Make an exact copy of all the records.

[Data records]
■ ■ ■
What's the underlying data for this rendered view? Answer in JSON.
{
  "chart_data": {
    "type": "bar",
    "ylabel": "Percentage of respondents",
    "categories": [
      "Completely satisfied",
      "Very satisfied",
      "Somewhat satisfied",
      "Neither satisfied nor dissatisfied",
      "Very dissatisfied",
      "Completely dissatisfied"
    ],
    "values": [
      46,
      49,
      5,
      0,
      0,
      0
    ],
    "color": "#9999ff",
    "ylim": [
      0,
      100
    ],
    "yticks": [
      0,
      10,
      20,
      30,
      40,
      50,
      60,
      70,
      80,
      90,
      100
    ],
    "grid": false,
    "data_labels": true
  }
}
■ ■ ■
* THE OUTPUT:
What's the underlying data for this rendered view? Answer in JSON.
{
  "chart_data": {
    "type": "bar",
    "ylabel": "Percentage of respondents",
    "categories": [
      "Completely satisfied",
      "Very satisfied",
      "Somewhat satisfied",
      "Neither satisfied nor dissatisfied",
      "Very dissatisfied",
      "Completely dissatisfied"
    ],
    "values": [
      46,
      49,
      5,
      0,
      0,
      0
    ],
    "color": "#9999ff",
    "ylim": [
      0,
      100
    ],
    "yticks": [
      0,
      10,
      20,
      30,
      40,
      50,
      60,
      70,
      80,
      90,
      100
    ],
    "grid": false,
    "data_labels": true
  }
}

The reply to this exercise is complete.